Exercise goal: Please write out exactly the lines that begin at the line containing "Transcribe this image's" and run to the end of the records.

───── Data records

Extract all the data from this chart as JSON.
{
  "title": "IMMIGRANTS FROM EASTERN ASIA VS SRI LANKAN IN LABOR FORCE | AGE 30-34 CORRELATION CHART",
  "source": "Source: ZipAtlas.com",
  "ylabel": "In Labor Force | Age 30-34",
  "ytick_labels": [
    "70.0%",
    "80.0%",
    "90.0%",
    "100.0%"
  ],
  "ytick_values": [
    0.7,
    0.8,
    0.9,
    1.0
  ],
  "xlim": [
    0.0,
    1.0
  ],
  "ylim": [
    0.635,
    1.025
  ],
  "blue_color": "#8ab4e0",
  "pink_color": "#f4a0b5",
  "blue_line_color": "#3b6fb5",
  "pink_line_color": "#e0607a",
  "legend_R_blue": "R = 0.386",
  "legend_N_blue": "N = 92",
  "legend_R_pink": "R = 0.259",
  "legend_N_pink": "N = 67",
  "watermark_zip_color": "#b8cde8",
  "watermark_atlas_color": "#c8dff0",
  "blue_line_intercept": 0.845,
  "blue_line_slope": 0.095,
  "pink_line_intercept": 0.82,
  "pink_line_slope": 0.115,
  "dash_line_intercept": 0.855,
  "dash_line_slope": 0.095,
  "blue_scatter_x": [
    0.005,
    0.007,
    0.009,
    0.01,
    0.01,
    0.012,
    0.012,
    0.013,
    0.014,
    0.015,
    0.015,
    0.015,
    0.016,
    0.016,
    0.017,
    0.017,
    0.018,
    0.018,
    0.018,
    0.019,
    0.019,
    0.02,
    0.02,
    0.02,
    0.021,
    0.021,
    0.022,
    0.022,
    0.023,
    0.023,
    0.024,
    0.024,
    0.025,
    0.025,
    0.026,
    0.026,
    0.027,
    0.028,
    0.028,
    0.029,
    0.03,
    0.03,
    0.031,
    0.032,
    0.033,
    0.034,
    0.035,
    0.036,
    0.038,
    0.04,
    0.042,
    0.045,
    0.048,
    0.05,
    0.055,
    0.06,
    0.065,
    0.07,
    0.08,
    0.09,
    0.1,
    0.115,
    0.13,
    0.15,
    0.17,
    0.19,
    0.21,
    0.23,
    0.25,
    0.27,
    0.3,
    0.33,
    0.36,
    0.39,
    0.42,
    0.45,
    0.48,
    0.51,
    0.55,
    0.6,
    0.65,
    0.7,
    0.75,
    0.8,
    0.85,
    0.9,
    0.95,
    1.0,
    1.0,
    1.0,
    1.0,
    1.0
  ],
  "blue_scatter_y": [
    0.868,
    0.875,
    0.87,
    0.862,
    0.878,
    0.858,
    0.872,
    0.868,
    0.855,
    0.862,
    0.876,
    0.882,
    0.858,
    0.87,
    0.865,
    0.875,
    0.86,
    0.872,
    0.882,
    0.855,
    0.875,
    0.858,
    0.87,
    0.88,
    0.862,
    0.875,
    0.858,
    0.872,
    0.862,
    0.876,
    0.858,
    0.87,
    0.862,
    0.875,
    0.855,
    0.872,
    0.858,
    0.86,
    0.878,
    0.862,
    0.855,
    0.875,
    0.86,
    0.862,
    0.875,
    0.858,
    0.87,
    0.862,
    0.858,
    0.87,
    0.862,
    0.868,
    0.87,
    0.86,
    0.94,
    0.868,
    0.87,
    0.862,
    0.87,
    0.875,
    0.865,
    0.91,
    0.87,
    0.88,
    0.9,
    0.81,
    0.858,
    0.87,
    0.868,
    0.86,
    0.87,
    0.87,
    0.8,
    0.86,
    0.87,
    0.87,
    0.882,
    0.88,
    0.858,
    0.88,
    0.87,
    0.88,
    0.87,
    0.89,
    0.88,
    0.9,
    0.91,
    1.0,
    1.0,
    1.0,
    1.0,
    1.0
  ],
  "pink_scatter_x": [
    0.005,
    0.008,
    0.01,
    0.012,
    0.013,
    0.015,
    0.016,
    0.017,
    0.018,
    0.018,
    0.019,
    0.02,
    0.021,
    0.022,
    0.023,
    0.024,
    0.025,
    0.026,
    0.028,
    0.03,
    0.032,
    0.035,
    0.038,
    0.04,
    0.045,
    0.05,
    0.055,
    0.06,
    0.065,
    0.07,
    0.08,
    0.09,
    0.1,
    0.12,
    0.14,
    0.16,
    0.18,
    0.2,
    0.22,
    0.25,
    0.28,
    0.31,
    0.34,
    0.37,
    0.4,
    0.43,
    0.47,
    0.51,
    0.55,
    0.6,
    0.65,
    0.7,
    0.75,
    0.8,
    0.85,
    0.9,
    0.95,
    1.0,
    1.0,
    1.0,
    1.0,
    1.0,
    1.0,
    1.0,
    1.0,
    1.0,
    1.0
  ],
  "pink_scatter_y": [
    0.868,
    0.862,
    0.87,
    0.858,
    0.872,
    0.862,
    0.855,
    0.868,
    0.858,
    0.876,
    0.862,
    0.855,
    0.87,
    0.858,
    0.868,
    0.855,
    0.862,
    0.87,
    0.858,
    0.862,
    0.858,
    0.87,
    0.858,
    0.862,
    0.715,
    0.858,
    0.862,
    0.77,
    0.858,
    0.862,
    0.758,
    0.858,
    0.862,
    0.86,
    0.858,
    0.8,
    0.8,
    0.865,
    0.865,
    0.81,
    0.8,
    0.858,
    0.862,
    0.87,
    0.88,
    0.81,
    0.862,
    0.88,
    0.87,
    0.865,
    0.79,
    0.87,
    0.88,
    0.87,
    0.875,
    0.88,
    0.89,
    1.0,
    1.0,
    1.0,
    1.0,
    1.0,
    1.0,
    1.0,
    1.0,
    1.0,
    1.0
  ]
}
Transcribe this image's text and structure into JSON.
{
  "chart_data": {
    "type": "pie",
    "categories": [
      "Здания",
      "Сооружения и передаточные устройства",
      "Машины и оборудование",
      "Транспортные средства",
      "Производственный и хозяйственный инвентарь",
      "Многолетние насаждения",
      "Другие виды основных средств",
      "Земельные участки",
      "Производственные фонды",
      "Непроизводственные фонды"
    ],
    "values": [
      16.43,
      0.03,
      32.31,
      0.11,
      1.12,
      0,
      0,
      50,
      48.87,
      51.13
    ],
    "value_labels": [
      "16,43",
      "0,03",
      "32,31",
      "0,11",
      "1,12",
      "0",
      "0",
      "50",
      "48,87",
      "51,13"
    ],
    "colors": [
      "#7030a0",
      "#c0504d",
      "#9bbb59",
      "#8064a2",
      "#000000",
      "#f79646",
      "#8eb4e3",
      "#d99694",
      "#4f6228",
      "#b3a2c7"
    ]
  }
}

──────────

Full answer:
Transcribe this image's text and structure into JSON.
{
  "chart_data": {
    "type": "pie",
    "categories": [
      "Здания",
      "Сооружения и передаточные устройства",
      "Машины и оборудование",
      "Транспортные средства",
      "Производственный и хозяйственный инвентарь",
      "Многолетние насаждения",
      "Другие виды основных средств",
      "Земельные участки",
      "Производственные фонды",
      "Непроизводственные фонды"
    ],
    "values": [
      16.43,
      0.03,
      32.31,
      0.11,
      1.12,
      0,
      0,
      50,
      48.87,
      51.13
    ],
    "value_labels": [
      "16,43",
      "0,03",
      "32,31",
      "0,11",
      "1,12",
      "0",
      "0",
      "50",
      "48,87",
      "51,13"
    ],
    "colors": [
      "#7030a0",
      "#c0504d",
      "#9bbb59",
      "#8064a2",
      "#000000",
      "#f79646",
      "#8eb4e3",
      "#d99694",
      "#4f6228",
      "#b3a2c7"
    ]
  }
}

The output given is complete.